### Exercise details
Put each line from the start of the rows through the line containing "The controller 7 is at (125, 358)." into a Markdown table with the columns Index and Entry. Number the lines in order and leave out blank lines.

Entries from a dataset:
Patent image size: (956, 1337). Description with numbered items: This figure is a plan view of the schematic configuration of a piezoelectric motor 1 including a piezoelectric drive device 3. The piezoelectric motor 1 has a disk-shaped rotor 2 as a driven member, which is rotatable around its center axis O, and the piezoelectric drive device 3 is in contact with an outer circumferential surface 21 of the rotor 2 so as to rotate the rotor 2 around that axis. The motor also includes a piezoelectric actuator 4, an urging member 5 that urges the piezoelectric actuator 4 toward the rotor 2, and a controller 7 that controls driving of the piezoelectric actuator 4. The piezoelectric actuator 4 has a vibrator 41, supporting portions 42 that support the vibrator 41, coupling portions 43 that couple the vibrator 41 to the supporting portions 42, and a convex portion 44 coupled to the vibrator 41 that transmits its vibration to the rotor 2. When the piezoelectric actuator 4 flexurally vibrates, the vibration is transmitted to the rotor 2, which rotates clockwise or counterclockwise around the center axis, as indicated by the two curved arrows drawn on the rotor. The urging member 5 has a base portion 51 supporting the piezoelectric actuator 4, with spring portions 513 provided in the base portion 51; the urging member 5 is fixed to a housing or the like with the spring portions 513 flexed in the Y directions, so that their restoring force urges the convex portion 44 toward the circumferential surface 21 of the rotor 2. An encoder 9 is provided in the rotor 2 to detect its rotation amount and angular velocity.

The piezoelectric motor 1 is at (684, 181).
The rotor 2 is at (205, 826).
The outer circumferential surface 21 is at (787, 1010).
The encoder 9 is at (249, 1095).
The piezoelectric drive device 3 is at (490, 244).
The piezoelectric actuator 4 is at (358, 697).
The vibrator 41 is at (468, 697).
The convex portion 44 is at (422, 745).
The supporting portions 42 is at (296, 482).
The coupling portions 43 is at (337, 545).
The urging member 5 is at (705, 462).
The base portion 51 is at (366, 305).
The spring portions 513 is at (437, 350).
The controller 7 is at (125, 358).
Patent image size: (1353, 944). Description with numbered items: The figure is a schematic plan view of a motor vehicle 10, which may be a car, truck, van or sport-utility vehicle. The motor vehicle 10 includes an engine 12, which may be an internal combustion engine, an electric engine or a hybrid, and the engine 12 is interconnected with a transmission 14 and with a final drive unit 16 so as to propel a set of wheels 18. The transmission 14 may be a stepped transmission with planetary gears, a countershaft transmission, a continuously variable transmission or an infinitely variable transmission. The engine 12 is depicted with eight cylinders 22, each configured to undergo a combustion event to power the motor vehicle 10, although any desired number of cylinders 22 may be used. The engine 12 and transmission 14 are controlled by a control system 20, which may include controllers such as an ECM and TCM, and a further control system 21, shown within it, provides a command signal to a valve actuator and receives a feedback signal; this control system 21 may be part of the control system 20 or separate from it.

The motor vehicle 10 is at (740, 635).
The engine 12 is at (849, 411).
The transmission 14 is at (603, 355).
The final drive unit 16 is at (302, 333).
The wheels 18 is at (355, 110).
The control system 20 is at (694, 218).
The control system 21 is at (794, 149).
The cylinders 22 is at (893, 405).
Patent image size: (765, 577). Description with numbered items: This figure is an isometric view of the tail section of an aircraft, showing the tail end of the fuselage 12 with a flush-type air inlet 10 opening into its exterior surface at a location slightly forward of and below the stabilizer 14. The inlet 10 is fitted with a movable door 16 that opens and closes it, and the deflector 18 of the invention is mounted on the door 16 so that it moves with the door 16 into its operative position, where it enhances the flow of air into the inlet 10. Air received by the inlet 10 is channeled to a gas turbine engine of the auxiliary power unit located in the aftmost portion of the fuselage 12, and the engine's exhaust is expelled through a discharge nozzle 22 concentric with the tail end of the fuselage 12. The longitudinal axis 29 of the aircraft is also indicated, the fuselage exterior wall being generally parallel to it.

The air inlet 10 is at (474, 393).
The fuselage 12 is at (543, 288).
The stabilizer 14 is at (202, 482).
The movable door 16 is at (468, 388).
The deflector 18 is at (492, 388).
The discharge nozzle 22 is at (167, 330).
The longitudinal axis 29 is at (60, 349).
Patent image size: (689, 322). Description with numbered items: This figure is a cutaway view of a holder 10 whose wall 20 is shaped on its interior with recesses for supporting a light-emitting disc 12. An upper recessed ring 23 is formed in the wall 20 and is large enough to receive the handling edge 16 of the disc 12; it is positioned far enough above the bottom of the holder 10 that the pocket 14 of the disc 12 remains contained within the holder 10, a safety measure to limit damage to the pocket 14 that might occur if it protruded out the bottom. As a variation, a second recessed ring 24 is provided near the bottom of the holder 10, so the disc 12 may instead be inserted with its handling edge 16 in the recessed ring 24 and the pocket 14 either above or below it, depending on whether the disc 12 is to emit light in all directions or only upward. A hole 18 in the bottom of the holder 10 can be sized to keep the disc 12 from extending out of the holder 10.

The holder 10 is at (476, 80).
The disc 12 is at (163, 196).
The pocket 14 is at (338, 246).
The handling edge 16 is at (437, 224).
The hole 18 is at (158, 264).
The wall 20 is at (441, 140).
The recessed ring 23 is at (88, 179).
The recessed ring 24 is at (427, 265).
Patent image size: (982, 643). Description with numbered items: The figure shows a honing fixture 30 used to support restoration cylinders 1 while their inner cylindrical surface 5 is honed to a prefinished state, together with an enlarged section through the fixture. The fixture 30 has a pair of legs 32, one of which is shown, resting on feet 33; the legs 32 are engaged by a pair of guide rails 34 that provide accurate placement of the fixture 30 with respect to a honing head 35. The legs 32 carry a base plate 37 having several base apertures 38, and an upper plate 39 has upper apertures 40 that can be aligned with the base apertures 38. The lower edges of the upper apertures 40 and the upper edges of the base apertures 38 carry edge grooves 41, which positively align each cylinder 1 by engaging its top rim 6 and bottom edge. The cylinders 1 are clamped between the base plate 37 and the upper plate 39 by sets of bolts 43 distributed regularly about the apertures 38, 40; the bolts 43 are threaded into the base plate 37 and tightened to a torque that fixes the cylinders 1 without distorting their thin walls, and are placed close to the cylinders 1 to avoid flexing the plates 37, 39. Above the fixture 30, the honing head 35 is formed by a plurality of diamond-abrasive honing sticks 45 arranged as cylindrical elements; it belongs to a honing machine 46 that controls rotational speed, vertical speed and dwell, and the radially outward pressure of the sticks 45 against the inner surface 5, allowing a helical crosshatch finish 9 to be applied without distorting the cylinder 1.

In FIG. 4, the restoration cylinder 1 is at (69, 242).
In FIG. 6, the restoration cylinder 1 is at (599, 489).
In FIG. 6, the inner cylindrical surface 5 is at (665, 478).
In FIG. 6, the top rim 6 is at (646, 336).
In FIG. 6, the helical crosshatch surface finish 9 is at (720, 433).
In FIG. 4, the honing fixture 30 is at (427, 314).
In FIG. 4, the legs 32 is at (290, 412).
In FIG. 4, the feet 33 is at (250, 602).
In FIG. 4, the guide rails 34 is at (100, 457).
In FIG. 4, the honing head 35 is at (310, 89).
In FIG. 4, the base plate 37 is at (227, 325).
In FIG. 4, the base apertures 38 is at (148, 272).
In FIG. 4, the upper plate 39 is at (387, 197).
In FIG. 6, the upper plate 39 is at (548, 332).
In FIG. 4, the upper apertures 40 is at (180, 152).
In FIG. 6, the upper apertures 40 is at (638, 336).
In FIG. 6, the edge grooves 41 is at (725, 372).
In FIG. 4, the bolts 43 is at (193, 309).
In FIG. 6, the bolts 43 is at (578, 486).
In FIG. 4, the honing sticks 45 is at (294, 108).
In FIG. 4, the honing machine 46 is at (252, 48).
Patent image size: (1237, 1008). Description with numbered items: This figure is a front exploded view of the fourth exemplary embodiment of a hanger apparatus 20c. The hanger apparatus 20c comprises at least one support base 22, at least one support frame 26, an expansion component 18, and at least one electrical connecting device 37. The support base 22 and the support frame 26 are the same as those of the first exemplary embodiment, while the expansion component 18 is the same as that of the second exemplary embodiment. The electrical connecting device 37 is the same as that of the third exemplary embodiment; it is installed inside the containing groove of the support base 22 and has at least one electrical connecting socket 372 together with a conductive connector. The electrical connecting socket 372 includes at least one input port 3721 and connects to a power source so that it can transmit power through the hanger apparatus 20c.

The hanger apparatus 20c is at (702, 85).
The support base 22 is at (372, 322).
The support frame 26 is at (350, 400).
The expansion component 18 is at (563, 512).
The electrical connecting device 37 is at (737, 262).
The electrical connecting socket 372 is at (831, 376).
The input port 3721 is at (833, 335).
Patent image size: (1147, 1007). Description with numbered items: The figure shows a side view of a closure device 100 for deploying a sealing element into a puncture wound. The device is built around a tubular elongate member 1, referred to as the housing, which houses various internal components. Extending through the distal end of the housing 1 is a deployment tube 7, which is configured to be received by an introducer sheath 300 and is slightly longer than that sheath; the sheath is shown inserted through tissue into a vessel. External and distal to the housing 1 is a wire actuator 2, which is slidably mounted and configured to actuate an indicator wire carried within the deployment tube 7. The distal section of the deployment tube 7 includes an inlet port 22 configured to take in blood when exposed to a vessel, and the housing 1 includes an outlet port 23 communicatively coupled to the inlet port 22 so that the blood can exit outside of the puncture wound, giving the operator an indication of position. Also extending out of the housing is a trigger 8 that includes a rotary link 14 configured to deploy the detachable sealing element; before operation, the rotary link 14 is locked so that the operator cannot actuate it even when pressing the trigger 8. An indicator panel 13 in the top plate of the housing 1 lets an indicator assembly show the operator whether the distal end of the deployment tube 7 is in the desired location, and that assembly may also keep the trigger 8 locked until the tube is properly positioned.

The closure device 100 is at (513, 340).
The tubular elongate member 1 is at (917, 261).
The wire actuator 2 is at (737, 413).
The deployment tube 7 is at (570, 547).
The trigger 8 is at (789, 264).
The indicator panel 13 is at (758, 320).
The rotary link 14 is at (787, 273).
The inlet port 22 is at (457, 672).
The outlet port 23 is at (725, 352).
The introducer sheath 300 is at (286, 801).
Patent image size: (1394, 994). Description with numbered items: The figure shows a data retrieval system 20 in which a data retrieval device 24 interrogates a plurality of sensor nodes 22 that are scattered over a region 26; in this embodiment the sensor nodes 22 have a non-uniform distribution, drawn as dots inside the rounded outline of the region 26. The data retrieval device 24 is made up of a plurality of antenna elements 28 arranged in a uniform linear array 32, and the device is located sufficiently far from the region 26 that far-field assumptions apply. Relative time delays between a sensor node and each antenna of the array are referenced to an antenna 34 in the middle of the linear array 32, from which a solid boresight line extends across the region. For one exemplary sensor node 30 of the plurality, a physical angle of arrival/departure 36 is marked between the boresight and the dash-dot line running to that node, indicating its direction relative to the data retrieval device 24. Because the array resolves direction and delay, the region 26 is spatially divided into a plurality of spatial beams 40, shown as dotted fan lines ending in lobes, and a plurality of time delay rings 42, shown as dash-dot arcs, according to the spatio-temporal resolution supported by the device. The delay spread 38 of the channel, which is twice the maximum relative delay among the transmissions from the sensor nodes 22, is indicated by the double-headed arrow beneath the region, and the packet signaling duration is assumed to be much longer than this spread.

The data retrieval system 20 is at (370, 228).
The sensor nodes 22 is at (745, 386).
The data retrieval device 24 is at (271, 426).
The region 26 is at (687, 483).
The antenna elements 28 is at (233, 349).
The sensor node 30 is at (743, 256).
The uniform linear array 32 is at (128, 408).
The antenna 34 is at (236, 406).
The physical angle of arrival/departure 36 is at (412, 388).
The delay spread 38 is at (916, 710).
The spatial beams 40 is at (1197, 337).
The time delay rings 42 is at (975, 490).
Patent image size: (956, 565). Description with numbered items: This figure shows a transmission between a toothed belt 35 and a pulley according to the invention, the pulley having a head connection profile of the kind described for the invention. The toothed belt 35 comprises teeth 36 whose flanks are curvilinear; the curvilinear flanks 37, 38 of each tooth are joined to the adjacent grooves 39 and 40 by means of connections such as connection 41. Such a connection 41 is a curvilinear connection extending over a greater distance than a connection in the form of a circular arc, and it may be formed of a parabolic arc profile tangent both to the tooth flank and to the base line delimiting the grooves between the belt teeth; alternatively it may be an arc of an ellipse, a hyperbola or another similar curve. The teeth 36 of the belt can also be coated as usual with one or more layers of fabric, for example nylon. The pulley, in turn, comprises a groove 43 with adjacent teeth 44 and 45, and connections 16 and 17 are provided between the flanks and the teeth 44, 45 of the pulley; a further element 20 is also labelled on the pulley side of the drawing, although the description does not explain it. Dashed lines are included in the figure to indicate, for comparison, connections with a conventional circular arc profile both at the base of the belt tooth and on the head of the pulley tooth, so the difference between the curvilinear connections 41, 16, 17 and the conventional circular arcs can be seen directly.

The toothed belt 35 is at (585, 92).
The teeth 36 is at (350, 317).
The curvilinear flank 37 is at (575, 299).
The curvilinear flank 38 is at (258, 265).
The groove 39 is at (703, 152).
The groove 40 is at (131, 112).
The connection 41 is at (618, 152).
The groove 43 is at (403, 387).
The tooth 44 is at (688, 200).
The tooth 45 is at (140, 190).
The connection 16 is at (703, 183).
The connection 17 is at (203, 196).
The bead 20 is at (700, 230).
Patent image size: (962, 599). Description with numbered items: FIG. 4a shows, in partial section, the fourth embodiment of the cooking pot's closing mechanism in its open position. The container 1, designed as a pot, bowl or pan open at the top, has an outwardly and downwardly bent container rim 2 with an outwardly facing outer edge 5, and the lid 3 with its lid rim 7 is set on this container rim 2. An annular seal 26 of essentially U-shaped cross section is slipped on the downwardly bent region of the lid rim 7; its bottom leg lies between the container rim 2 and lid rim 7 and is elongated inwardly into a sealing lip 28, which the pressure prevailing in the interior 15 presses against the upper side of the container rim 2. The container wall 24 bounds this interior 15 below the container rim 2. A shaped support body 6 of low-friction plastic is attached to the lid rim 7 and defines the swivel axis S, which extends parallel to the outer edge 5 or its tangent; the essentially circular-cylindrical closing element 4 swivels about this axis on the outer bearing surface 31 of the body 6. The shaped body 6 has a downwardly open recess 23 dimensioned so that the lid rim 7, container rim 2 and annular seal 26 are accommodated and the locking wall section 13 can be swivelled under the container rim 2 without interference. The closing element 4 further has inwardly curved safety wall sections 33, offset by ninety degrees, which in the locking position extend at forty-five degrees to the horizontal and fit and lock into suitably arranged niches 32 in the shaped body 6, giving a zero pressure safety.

### Response below
| Index | Entry |
|---|---|
| 1 | Patent image size: (956, 1337). Description with numbered items: This figure is a plan view of the schematic configuration of a piezoelectric motor 1 including a piezoelectric drive device 3. The piezoelectric motor 1 has a disk-shaped rotor 2 as a driven member, which is rotatable around its center axis O, and the piezoelectric drive device 3 is in contact with an outer circumferential surface 21 of the rotor 2 so as to rotate the rotor 2 around that axis. The motor also includes a piezoelectric actuator 4, an urging member 5 that urges the piezoelectric actuator 4 toward the rotor 2, and a controller 7 that controls driving of the piezoelectric actuator 4. The piezoelectric actuator 4 has a vibrator 41, supporting portions 42 that support the vibrator 41, coupling portions 43 that couple the vibrator 41 to the supporting portions 42, and a convex portion 44 coupled to the vibrator 41 that transmits its vibration to the rotor 2. When the piezoelectric actuator 4 flexurally vibrates, the vibration is transmitted to the rotor 2, which rotates clockwise or counterclockwise around the center axis, as indicated by the two curved arrows drawn on the rotor. The urging member 5 has a base portion 51 supporting the piezoelectric actuator 4, with spring portions 513 provided in the base portion 51; the urging member 5 is fixed to a housing or the like with the spring portions 513 flexed in the Y directions, so that their restoring force urges the convex portion 44 toward the circumferential surface 21 of the rotor 2. An encoder 9 is provided in the rotor 2 to detect its rotation amount and angular velocity. |
| 2 | The piezoelectric motor 1 is at (684, 181). |
| 3 | The rotor 2 is at (205, 826). |
| 4 | The outer circumferential surface 21 is at (787, 1010). |
| 5 | The encoder 9 is at (249, 1095). |
| 6 | The piezoelectric drive device 3 is at (490, 244). |
| 7 | The piezoelectric actuator 4 is at (358, 697). |
| 8 | The vibrator 41 is at (468, 697). |
| 9 | The convex portion 44 is at (422, 745). |
| 10 | The supporting portions 42 is at (296, 482). |
| 11 | The coupling portions 43 is at (337, 545). |
| 12 | The urging member 5 is at (705, 462). |
| 13 | The base portion 51 is at (366, 305). |
| 14 | The spring portions 513 is at (437, 350). |
| 15 | The controller 7 is at (125, 358). |